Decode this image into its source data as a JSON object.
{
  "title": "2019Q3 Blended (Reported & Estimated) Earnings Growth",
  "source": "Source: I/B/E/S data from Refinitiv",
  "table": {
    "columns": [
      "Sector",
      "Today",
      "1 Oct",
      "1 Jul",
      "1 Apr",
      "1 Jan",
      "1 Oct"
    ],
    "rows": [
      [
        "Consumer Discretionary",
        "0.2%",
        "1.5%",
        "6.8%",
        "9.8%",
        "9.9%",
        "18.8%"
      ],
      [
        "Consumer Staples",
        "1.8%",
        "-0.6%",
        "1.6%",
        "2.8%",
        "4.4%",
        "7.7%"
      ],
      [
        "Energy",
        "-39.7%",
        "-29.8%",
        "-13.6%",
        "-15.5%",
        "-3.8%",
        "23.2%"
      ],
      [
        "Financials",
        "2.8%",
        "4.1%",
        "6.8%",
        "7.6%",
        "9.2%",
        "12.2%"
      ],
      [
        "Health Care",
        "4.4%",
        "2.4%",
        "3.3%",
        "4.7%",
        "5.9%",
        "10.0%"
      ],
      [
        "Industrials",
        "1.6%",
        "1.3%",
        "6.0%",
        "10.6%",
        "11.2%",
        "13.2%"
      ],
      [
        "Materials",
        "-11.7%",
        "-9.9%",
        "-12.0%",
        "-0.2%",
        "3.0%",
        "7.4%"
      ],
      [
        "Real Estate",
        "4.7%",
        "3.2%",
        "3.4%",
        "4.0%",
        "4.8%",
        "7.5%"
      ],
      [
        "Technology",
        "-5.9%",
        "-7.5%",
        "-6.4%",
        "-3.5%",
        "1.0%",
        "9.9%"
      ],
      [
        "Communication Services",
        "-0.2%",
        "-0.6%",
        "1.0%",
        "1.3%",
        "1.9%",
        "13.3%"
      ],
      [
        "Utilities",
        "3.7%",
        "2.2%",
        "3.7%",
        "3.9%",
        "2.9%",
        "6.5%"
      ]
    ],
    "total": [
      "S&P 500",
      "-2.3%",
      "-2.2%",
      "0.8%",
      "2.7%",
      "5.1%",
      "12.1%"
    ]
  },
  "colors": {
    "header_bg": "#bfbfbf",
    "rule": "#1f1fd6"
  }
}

────

_TASK STATEMENT_: Identify the lines of the entries containing the string "Consumer". Copy each such line.

_COMPLETE OUTPUT_:
        "Consumer Discretionary",
        "Consumer Staples",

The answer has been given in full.